**TASK DESCRIPTION:** Keep every line where the word "retrofitted" appears; drop the rest.

**RAW DATA:**
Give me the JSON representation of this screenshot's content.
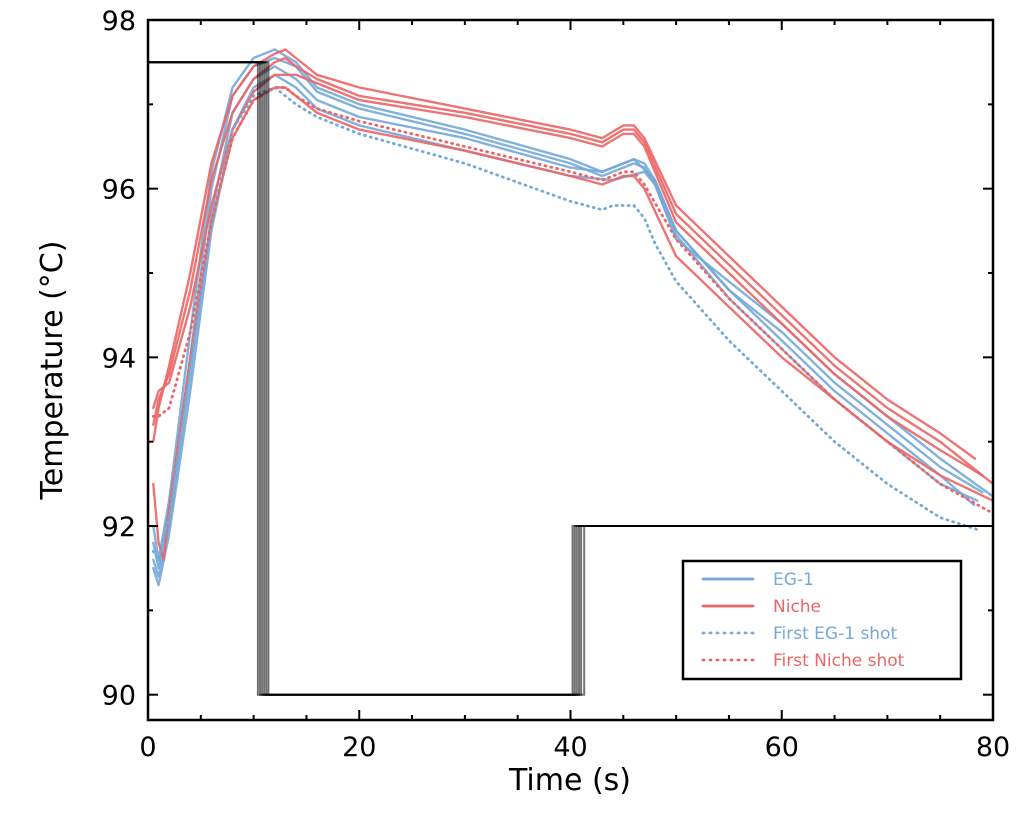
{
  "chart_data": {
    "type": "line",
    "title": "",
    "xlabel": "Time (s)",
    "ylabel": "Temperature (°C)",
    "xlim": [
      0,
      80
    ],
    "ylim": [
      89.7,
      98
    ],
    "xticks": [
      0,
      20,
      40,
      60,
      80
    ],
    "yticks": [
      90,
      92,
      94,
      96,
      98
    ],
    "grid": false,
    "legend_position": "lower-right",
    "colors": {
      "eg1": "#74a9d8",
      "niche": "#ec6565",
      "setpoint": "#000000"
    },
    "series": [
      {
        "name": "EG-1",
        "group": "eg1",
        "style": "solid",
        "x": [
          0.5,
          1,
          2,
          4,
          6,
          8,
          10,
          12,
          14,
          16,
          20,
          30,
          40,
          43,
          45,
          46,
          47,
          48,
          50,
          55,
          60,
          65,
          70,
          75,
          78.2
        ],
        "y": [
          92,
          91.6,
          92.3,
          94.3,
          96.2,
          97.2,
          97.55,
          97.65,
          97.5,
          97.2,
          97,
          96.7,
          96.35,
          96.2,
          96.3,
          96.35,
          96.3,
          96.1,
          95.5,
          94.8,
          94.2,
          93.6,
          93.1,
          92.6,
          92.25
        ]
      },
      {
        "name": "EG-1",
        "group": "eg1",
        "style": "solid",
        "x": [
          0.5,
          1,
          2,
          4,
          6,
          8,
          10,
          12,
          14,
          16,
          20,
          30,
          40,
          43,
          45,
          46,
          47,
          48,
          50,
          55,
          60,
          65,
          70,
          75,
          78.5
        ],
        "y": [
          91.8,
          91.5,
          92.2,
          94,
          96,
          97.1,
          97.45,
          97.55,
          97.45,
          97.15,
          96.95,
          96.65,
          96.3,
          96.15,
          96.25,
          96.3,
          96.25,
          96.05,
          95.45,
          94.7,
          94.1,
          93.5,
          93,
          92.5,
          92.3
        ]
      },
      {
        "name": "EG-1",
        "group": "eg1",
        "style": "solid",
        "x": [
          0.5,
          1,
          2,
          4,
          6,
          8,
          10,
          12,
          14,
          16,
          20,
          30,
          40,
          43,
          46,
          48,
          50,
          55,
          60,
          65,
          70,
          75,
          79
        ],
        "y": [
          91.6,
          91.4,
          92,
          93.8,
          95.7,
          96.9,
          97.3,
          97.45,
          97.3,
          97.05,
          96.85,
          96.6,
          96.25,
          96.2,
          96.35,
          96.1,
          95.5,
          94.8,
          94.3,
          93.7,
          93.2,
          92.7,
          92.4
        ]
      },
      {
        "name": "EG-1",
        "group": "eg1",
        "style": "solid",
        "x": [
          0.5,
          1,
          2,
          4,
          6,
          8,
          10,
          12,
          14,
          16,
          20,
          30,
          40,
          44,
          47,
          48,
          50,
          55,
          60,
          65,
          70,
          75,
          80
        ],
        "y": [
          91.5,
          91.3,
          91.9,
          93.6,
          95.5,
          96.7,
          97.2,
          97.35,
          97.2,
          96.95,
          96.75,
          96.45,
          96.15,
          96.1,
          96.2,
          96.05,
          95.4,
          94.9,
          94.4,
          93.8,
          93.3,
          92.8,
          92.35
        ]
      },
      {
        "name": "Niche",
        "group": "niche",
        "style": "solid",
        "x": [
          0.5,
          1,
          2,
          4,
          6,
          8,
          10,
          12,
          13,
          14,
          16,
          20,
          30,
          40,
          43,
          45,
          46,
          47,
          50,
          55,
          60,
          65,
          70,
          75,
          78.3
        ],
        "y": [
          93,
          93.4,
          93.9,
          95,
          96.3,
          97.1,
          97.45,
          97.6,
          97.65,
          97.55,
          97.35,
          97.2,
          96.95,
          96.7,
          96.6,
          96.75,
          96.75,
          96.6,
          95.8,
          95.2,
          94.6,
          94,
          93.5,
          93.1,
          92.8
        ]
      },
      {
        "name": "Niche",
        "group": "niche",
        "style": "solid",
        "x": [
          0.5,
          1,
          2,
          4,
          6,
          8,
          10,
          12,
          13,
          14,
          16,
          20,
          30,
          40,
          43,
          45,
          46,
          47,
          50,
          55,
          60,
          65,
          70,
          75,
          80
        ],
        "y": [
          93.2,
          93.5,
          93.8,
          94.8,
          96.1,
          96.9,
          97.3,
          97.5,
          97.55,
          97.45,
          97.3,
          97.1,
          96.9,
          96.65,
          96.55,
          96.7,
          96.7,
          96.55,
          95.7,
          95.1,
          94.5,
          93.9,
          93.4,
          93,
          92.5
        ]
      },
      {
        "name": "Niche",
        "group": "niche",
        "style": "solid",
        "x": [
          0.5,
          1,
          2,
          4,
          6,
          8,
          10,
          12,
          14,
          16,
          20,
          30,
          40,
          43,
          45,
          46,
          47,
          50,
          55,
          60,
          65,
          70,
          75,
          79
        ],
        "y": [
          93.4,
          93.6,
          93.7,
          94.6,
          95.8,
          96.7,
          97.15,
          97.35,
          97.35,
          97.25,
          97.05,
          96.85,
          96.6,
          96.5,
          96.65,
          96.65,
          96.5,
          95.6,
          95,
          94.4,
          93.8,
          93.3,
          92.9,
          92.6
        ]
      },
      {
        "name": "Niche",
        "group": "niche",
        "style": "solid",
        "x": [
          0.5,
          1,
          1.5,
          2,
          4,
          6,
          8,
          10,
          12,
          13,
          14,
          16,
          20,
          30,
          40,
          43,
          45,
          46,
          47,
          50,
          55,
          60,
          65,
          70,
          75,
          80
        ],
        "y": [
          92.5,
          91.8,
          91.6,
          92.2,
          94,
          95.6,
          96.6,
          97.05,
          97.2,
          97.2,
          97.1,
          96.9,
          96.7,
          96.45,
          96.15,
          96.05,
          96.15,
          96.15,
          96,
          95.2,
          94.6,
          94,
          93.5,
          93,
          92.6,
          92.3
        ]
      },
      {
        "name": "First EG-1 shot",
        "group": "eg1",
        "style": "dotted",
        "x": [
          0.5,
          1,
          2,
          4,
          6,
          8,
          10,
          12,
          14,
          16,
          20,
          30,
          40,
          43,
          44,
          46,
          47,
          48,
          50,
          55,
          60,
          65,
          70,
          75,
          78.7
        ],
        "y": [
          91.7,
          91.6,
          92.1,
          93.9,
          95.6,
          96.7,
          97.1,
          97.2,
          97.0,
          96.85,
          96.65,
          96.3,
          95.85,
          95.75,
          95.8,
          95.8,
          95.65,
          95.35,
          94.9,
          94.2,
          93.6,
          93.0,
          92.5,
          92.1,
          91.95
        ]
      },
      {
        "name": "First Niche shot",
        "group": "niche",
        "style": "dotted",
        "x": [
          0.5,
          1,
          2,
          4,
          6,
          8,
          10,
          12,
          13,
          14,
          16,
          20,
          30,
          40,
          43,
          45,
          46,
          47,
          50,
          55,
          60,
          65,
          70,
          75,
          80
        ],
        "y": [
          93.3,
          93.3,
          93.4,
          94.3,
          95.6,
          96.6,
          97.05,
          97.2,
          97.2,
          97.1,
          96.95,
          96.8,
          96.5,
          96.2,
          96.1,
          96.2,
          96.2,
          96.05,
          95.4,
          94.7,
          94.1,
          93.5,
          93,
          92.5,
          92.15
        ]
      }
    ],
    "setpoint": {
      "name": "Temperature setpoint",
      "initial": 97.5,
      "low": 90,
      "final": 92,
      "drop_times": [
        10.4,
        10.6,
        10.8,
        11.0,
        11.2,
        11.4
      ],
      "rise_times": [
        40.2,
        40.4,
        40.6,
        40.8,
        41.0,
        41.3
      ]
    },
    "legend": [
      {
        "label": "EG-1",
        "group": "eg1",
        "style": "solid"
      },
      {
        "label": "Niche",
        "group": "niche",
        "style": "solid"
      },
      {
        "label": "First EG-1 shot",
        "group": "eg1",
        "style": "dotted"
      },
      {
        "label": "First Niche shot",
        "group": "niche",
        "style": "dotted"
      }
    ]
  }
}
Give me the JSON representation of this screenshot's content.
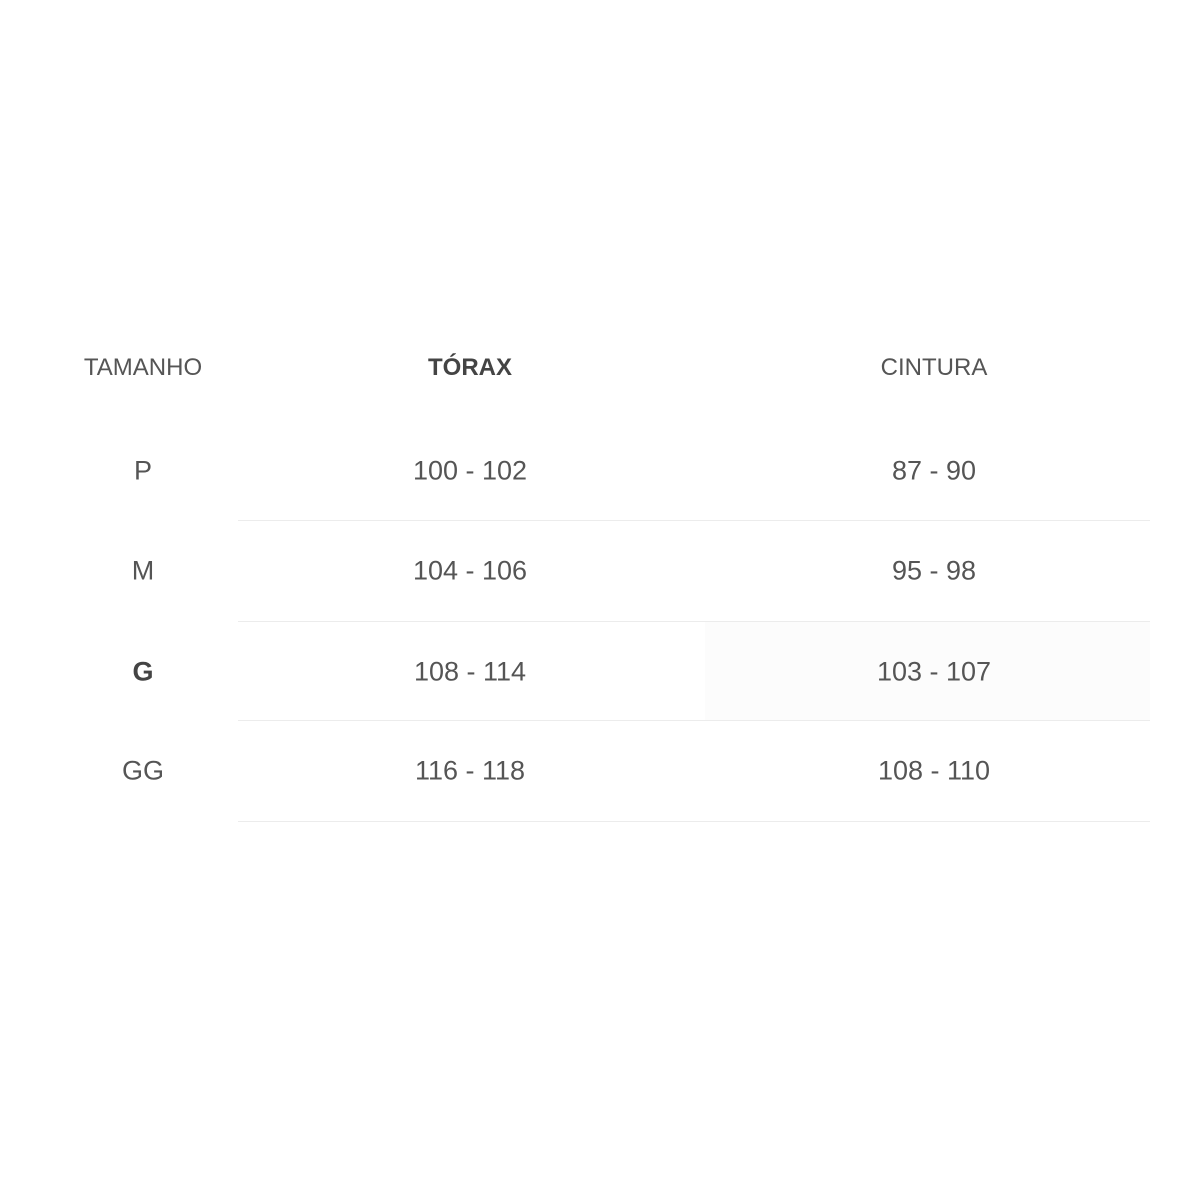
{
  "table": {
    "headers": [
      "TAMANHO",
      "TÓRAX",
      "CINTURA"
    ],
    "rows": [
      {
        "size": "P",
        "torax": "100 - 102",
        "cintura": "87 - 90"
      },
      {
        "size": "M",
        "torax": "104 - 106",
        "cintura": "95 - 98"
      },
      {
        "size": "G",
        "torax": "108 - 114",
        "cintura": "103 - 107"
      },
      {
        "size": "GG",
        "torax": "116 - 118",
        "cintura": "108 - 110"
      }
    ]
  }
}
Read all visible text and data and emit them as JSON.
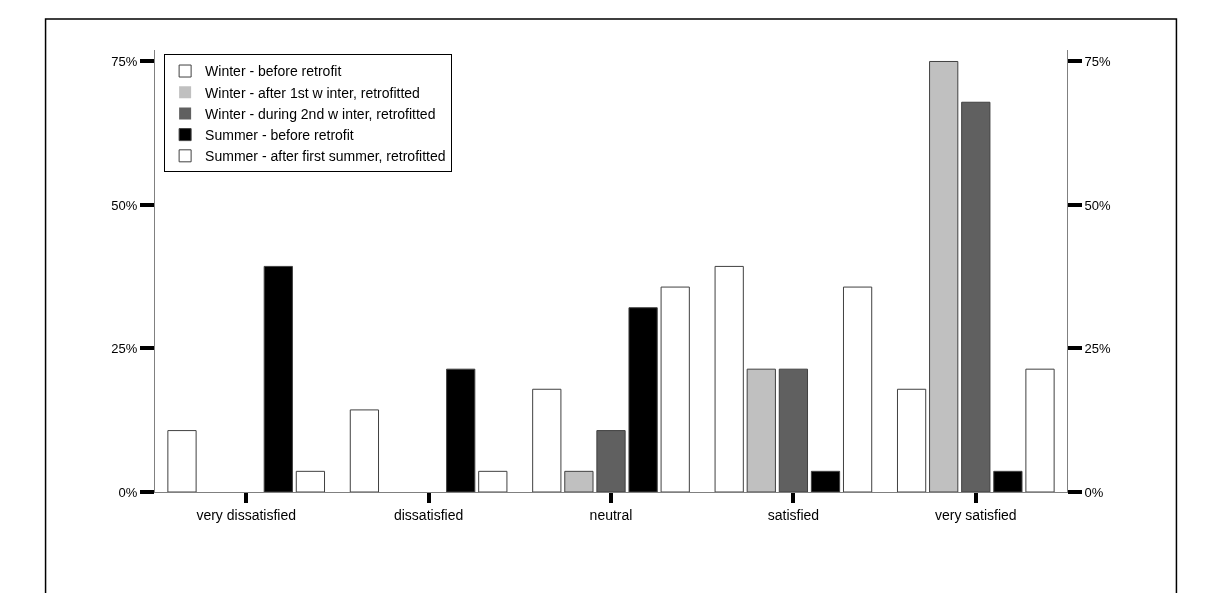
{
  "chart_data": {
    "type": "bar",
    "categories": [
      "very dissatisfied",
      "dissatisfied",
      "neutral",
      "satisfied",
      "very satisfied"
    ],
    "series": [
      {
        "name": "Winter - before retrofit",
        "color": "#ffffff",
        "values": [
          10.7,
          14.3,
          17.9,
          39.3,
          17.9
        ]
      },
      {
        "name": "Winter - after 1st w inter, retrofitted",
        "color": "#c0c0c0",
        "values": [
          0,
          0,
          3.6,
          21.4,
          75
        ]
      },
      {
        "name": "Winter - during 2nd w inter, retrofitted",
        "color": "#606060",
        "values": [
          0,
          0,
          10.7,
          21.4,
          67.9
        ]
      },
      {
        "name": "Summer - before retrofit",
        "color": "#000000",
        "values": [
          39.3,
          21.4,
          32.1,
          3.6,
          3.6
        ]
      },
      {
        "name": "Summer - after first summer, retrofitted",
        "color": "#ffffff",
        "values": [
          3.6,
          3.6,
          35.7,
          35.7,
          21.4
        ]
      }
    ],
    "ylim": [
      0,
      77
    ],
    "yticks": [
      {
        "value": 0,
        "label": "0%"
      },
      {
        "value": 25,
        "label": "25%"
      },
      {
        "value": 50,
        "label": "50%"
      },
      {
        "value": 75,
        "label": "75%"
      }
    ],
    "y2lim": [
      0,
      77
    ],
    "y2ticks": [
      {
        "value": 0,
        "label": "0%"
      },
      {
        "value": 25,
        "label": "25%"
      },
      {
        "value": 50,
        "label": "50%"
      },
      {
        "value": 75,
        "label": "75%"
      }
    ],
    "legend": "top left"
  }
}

**TASK RESULT:**
        "name": "Winter - after 1st w inter, retrofitted",
        "name": "Winter - during 2nd w inter, retrofitted",
        "name": "Summer - after first summer, retrofitted",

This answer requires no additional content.